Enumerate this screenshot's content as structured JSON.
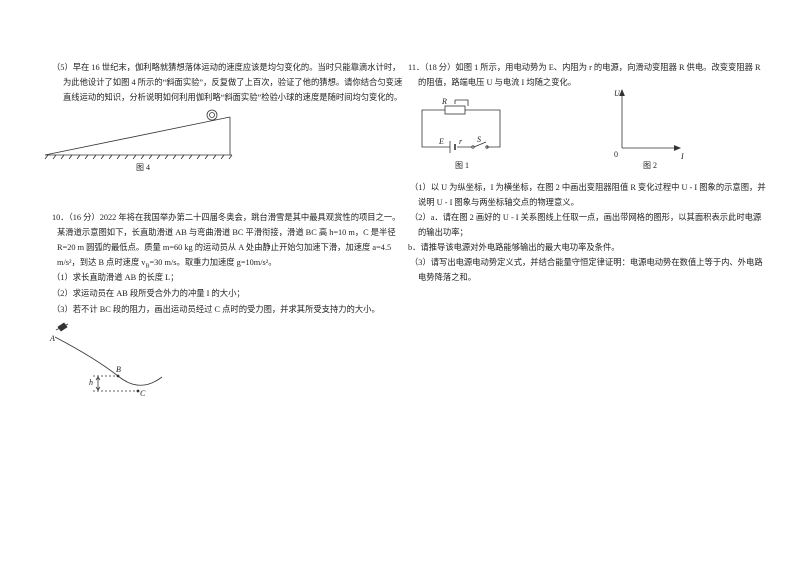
{
  "question5": {
    "lines": [
      "（5）早在 16 世纪末，伽利略就猜想落体运动的速度应该是均匀变化的。当时只能靠滴水计时，",
      "为此他设计了如图 4 所示的“斜面实验”，反复做了上百次，验证了他的猜想。请你结合匀变速",
      "直线运动的知识，分析说明如何利用伽利略“斜面实验”检验小球的速度是随时间均匀变化的。"
    ],
    "figure_caption": "图 4"
  },
  "question10": {
    "lines": [
      "10．（16 分）2022 年将在我国举办第二十四届冬奥会，跳台滑雪是其中最具观赏性的项目之一。",
      "某滑道示意图如下，长直助滑道 AB 与弯曲滑道 BC 平滑衔接，滑道 BC 高 h=10 m，C 是半径",
      "R=20 m 圆弧的最低点。质量 m=60 kg 的运动员从 A 处由静止开始匀加速下滑，加速度 a=4.5"
    ],
    "line_with_subscript": [
      "m/s²，到达 B 点时速度 v",
      "B",
      "=30 m/s。取重力加速度 g=10m/s²。"
    ],
    "parts": [
      "（1）求长直助滑道 AB 的长度 L；",
      "（2）求运动员在 AB 段所受合外力的冲量 I 的大小；",
      "（3）若不计 BC 段的阻力，画出运动员经过 C 点时的受力图，并求其所受支持力的大小。"
    ],
    "figure_labels": [
      "A",
      "B",
      "C",
      "h"
    ]
  },
  "question11": {
    "intro": [
      "11．（18 分）如图 1 所示，用电动势为 E、内阻为 r 的电源，向滑动变阻器 R 供电。改变变阻器 R",
      "的阻值，路端电压 U 与电流 I 均随之变化。"
    ],
    "figure1": {
      "labels": [
        "R",
        "E",
        "r",
        "S"
      ],
      "caption": "图 1"
    },
    "figure2": {
      "labels": [
        "U",
        "0",
        "I"
      ],
      "caption": "图 2"
    },
    "lines": [
      "（1）以 U 为纵坐标，I 为横坐标，在图 2 中画出变阻器阻值 R 变化过程中 U - I 图象的示意图，并",
      "说明 U - I 图象与两坐标轴交点的物理意义。",
      "（2）a．请在图 2 画好的 U - I 关系图线上任取一点，画出带网格的图形，以其面积表示此时电源",
      "的输出功率；",
      "b．请推导该电源对外电路能够输出的最大电功率及条件。",
      "（3）请写出电源电动势定义式，并结合能量守恒定律证明：电源电动势在数值上等于内、外电路",
      "电势降落之和。"
    ]
  }
}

◇ ◇ ◇ ◇ ◇

> [Your objective]:
Reproduce all of the material above word for word. Omit the pictures.

> [Correct response]:
Enumerate this screenshot's content as structured JSON.
{
  "question5": {
    "lines": [
      "（5）早在 16 世纪末，伽利略就猜想落体运动的速度应该是均匀变化的。当时只能靠滴水计时，",
      "为此他设计了如图 4 所示的“斜面实验”，反复做了上百次，验证了他的猜想。请你结合匀变速",
      "直线运动的知识，分析说明如何利用伽利略“斜面实验”检验小球的速度是随时间均匀变化的。"
    ],
    "figure_caption": "图 4"
  },
  "question10": {
    "lines": [
      "10．（16 分）2022 年将在我国举办第二十四届冬奥会，跳台滑雪是其中最具观赏性的项目之一。",
      "某滑道示意图如下，长直助滑道 AB 与弯曲滑道 BC 平滑衔接，滑道 BC 高 h=10 m，C 是半径",
      "R=20 m 圆弧的最低点。质量 m=60 kg 的运动员从 A 处由静止开始匀加速下滑，加速度 a=4.5"
    ],
    "line_with_subscript": [
      "m/s²，到达 B 点时速度 v",
      "B",
      "=30 m/s。取重力加速度 g=10m/s²。"
    ],
    "parts": [
      "（1）求长直助滑道 AB 的长度 L；",
      "（2）求运动员在 AB 段所受合外力的冲量 I 的大小；",
      "（3）若不计 BC 段的阻力，画出运动员经过 C 点时的受力图，并求其所受支持力的大小。"
    ],
    "figure_labels": [
      "A",
      "B",
      "C",
      "h"
    ]
  },
  "question11": {
    "intro": [
      "11．（18 分）如图 1 所示，用电动势为 E、内阻为 r 的电源，向滑动变阻器 R 供电。改变变阻器 R",
      "的阻值，路端电压 U 与电流 I 均随之变化。"
    ],
    "figure1": {
      "labels": [
        "R",
        "E",
        "r",
        "S"
      ],
      "caption": "图 1"
    },
    "figure2": {
      "labels": [
        "U",
        "0",
        "I"
      ],
      "caption": "图 2"
    },
    "lines": [
      "（1）以 U 为纵坐标，I 为横坐标，在图 2 中画出变阻器阻值 R 变化过程中 U - I 图象的示意图，并",
      "说明 U - I 图象与两坐标轴交点的物理意义。",
      "（2）a．请在图 2 画好的 U - I 关系图线上任取一点，画出带网格的图形，以其面积表示此时电源",
      "的输出功率；",
      "b．请推导该电源对外电路能够输出的最大电功率及条件。",
      "（3）请写出电源电动势定义式，并结合能量守恒定律证明：电源电动势在数值上等于内、外电路",
      "电势降落之和。"
    ]
  }
}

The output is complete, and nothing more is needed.